◆ INSTRUCTION: Search the data below for the word "dans" and copy each line that holds it.

◆ DATA SHOWN:
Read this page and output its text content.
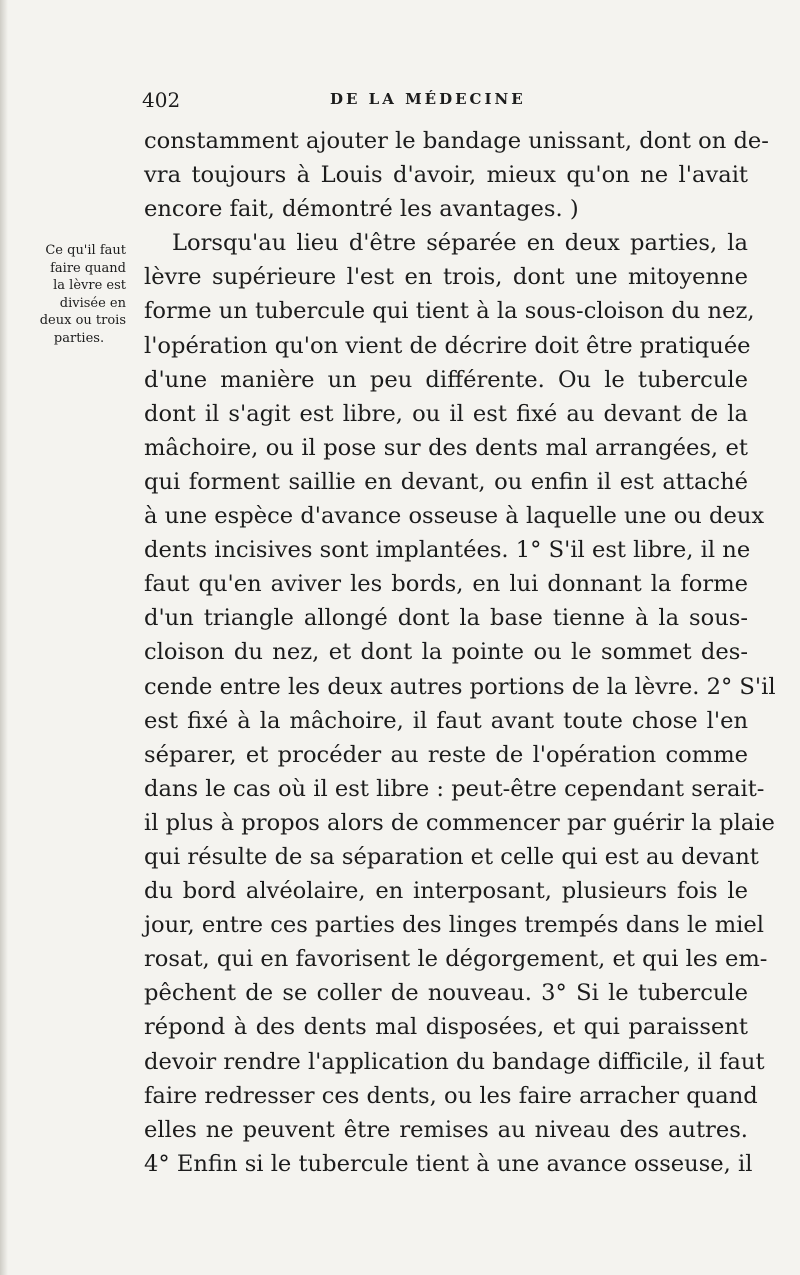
402	DE LA MÉDECINE
Ce qu'il faut
faire quand
la lèvre est
divisée en
deux ou trois
parties.
constamment ajouter le bandage unissant, dont on de-
vra toujours à Louis d'avoir, mieux qu'on ne l'avait
encore fait, démontré les avantages. )
Lorsqu'au lieu d'être séparée en deux parties, la
lèvre supérieure l'est en trois, dont une mitoyenne
forme un tubercule qui tient à la sous-cloison du nez,
l'opération qu'on vient de décrire doit être pratiquée
d'une manière un peu différente. Ou le tubercule
dont il s'agit est libre, ou il est fixé au devant de la
mâchoire, ou il pose sur des dents mal arrangées, et
qui forment saillie en devant, ou enfin il est attaché
à une espèce d'avance osseuse à laquelle une ou deux
dents incisives sont implantées. 1° S'il est libre, il ne
faut qu'en aviver les bords, en lui donnant la forme
d'un triangle allongé dont la base tienne à la sous-
cloison du nez, et dont la pointe ou le sommet des-
cende entre les deux autres portions de la lèvre. 2° S'il
est fixé à la mâchoire, il faut avant toute chose l'en
séparer, et procéder au reste de l'opération comme
dans le cas où il est libre : peut-être cependant serait-
il plus à propos alors de commencer par guérir la plaie
qui résulte de sa séparation et celle qui est au devant
du bord alvéolaire, en interposant, plusieurs fois le
jour, entre ces parties des linges trempés dans le miel
rosat, qui en favorisent le dégorgement, et qui les em-
pêchent de se coller de nouveau. 3° Si le tubercule
répond à des dents mal disposées, et qui paraissent
devoir rendre l'application du bandage difficile, il faut
faire redresser ces dents, ou les faire arracher quand
elles ne peuvent être remises au niveau des autres.
4° Enfin si le tubercule tient à une avance osseuse, il
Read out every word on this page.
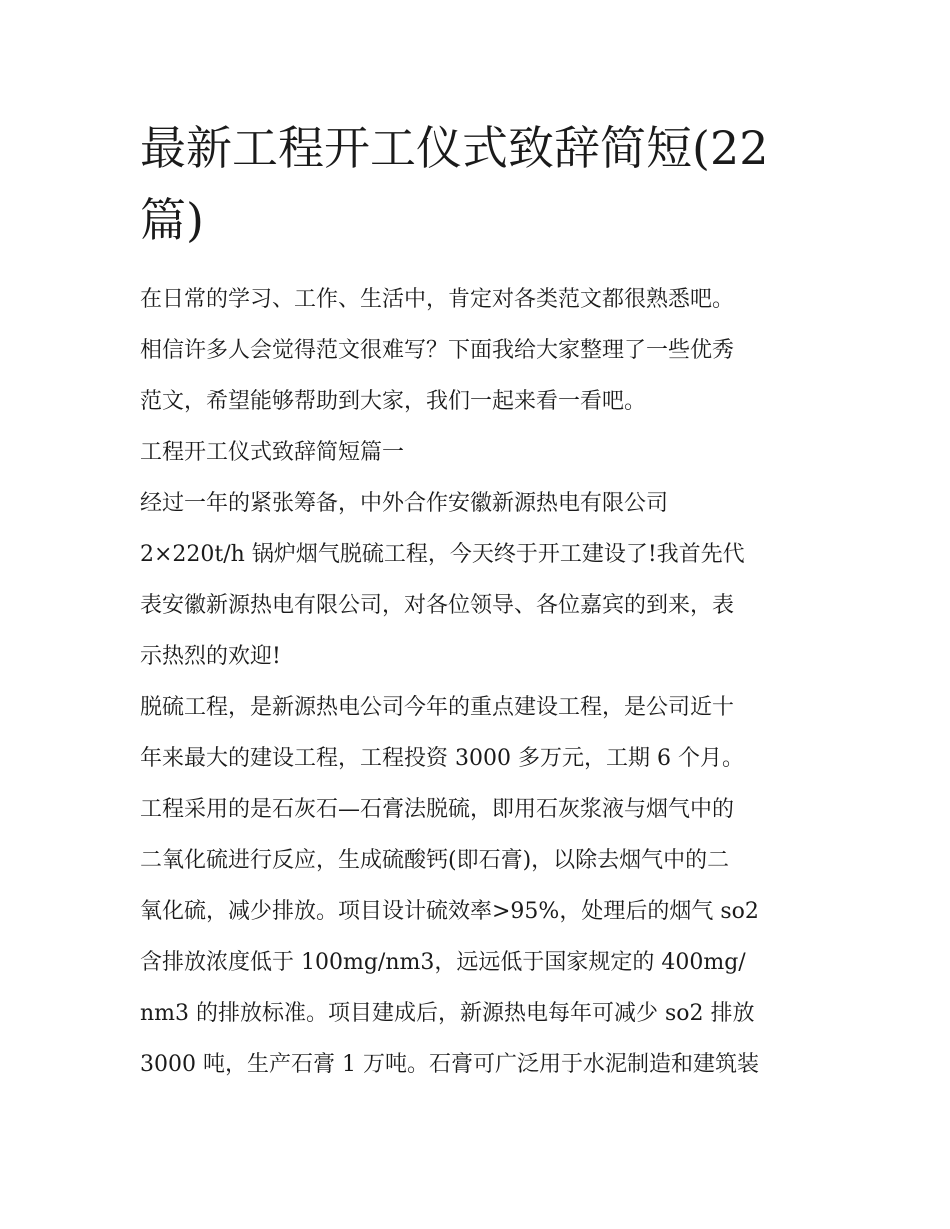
最新工程开工仪式致辞简短(22
篇)

在日常的学习、工作、生活中，肯定对各类范文都很熟悉吧。

相信许多人会觉得范文很难写？下面我给大家整理了一些优秀

范文，希望能够帮助到大家，我们一起来看一看吧。

工程开工仪式致辞简短篇一

经过一年的紧张筹备，中外合作安徽新源热电有限公司

2×220t/h 锅炉烟气脱硫工程，今天终于开工建设了!我首先代

表安徽新源热电有限公司，对各位领导、各位嘉宾的到来，表

示热烈的欢迎!

脱硫工程，是新源热电公司今年的重点建设工程，是公司近十

年来最大的建设工程，工程投资 3000 多万元，工期 6 个月。

工程采用的是石灰石—石膏法脱硫，即用石灰浆液与烟气中的

二氧化硫进行反应，生成硫酸钙(即石膏)，以除去烟气中的二

氧化硫，减少排放。项目设计硫效率>95%，处理后的烟气 so2

含排放浓度低于 100mg/nm3，远远低于国家规定的 400mg/

nm3 的排放标准。项目建成后，新源热电每年可减少 so2 排放

3000 吨，生产石膏 1 万吨。石膏可广泛用于水泥制造和建筑装
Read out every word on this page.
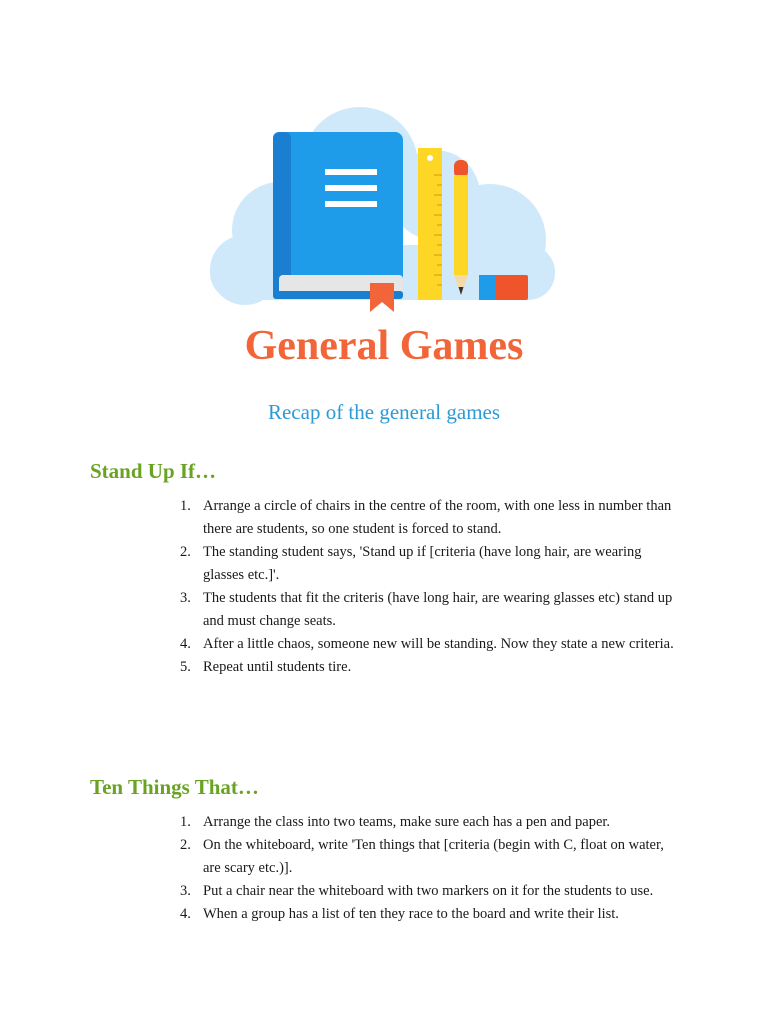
General Games
Recap of the general games
Stand Up If…
1. Arrange a circle of chairs in the centre of the room, with one less in number than there are students, so one student is forced to stand.
2. The standing student says, 'Stand up if [criteria (have long hair, are wearing glasses etc.]'.
3. The students that fit the criteris (have long hair, are wearing glasses etc) stand up and must change seats.
4. After a little chaos, someone new will be standing. Now they state a new criteria.
5. Repeat until students tire.
Ten Things That…
1. Arrange the class into two teams, make sure each has a pen and paper.
2. On the whiteboard, write 'Ten things that [criteria (begin with C, float on water, are scary etc.)].
3. Put a chair near the whiteboard with two markers on it for the students to use.
4. When a group has a list of ten they race to the board and write their list.
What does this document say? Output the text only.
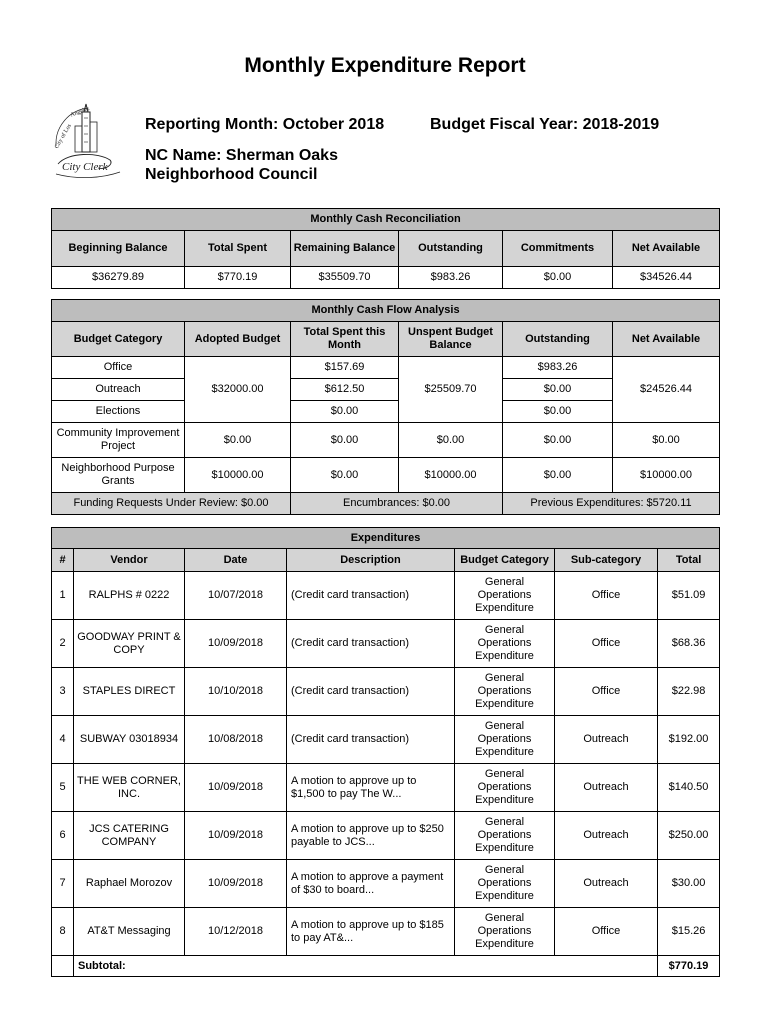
Monthly Expenditure Report
City of Los
Angeles
City Clerk
Reporting Month: October 2018	Budget Fiscal Year: 2018-2019
NC Name: Sherman Oaks
Neighborhood Council
Monthly Cash Reconciliation					
Beginning Balance	Total Spent	Remaining Balance	Outstanding	Commitments	Net Available
$36279.89	$770.19	$35509.70	$983.26	$0.00	$34526.44
Monthly Cash Flow Analysis					
Budget Category	Adopted Budget	Total Spent this Month	Unspent Budget Balance	Outstanding	Net Available
Office	$32000.00	$157.69	$25509.70	$983.26	$24526.44
Outreach		$612.50		$0.00	
Elections		$0.00		$0.00	
Community Improvement Project	$0.00	$0.00	$0.00	$0.00	$0.00
Neighborhood Purpose Grants	$10000.00	$0.00	$10000.00	$0.00	$10000.00
Funding Requests Under Review: $0.00		Encumbrances: $0.00		Previous Expenditures: $5720.11	
Expenditures						
#	Vendor	Date	Description	Budget Category	Sub-category	Total
1	RALPHS # 0222	10/07/2018	(Credit card transaction)	General Operations Expenditure	Office	$51.09
2	GOODWAY PRINT & COPY	10/09/2018	(Credit card transaction)	General Operations Expenditure	Office	$68.36
3	STAPLES DIRECT	10/10/2018	(Credit card transaction)	General Operations Expenditure	Office	$22.98
4	SUBWAY 03018934	10/08/2018	(Credit card transaction)	General Operations Expenditure	Outreach	$192.00
5	THE WEB CORNER, INC.	10/09/2018	A motion to approve up to $1,500 to pay The W...	General Operations Expenditure	Outreach	$140.50
6	JCS CATERING COMPANY	10/09/2018	A motion to approve up to $250 payable to JCS...	General Operations Expenditure	Outreach	$250.00
7	Raphael Morozov	10/09/2018	A motion to approve a payment of $30 to board...	General Operations Expenditure	Outreach	$30.00
8	AT&T Messaging	10/12/2018	A motion to approve up to $185 to pay AT&...	General Operations Expenditure	Office	$15.26
	Subtotal:					$770.19
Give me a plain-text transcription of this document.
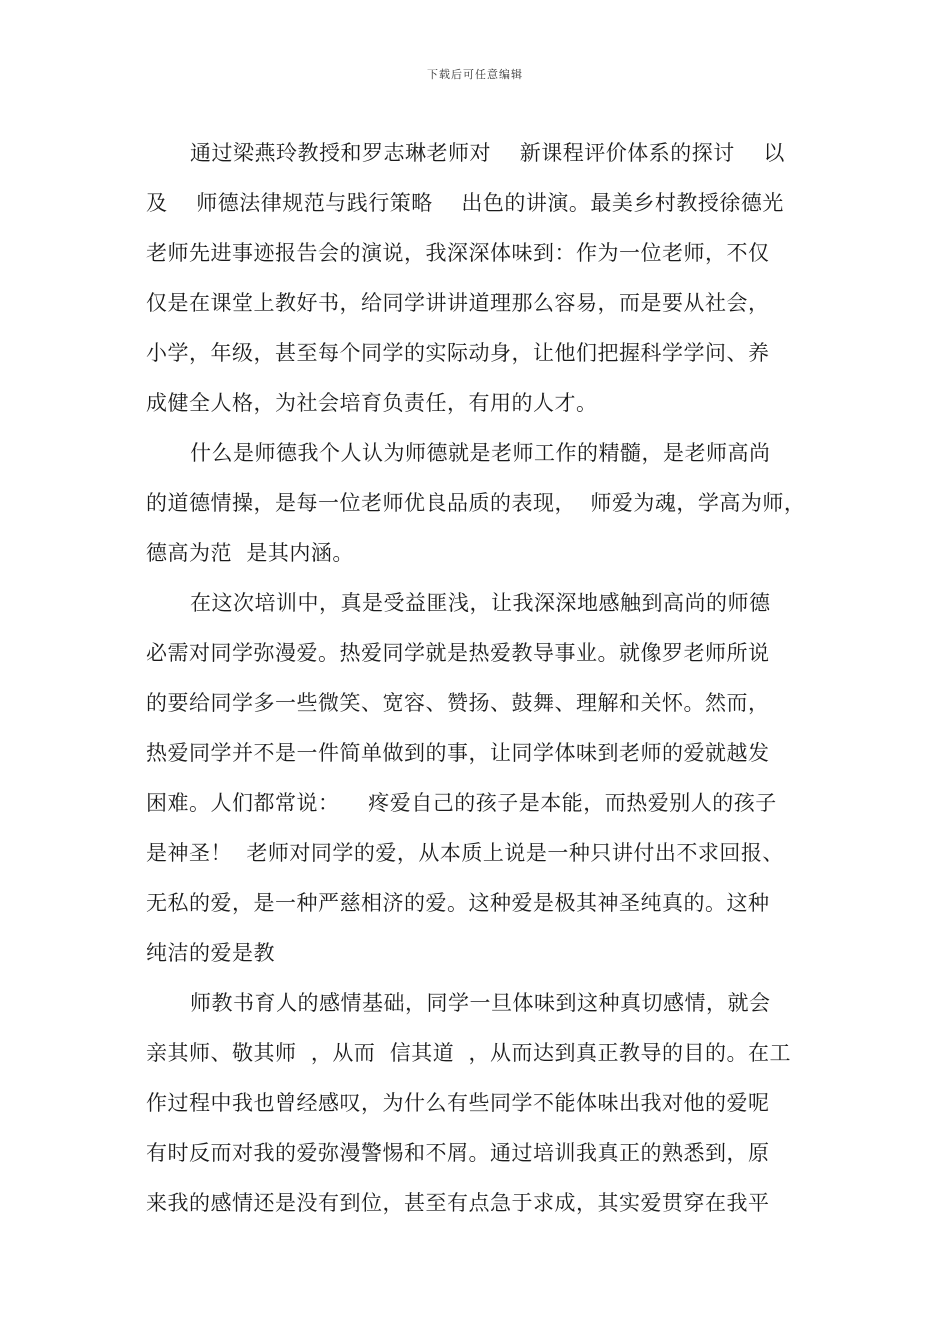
下载后可任意编辑
通过梁燕玲教授和罗志琳老师对    新课程评价体系的探讨    以
及    师德法律规范与践行策略    出色的讲演。最美乡村教授徐德光
老师先进事迹报告会的演说，我深深体味到：作为一位老师，不仅
仅是在课堂上教好书，给同学讲讲道理那么容易，而是要从社会，
小学，年级，甚至每个同学的实际动身，让他们把握科学学问、养
成健全人格，为社会培育负责任，有用的人才。
什么是师德我个人认为师德就是老师工作的精髓，是老师高尚
的道德情操，是每一位老师优良品质的表现，  师爱为魂，学高为师，
德高为范  是其内涵。
在这次培训中，真是受益匪浅，让我深深地感触到高尚的师德
必需对同学弥漫爱。热爱同学就是热爱教导事业。就像罗老师所说
的要给同学多一些微笑、宽容、赞扬、鼓舞、理解和关怀。然而，
热爱同学并不是一件简单做到的事，让同学体味到老师的爱就越发
困难。人们都常说：    疼爱自己的孩子是本能，而热爱别人的孩子
是神圣！  老师对同学的爱，从本质上说是一种只讲付出不求回报、
无私的爱，是一种严慈相济的爱。这种爱是极其神圣纯真的。这种
纯洁的爱是教
师教书育人的感情基础，同学一旦体味到这种真切感情，就会
亲其师、敬其师  ，从而  信其道  ，从而达到真正教导的目的。在工
作过程中我也曾经感叹，为什么有些同学不能体味出我对他的爱呢
有时反而对我的爱弥漫警惕和不屑。通过培训我真正的熟悉到，原
来我的感情还是没有到位，甚至有点急于求成，其实爱贯穿在我平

◆ RESPONSE:
dans le cas où il est libre : peut-être cependant serait-
jour, entre ces parties des linges trempés dans le miel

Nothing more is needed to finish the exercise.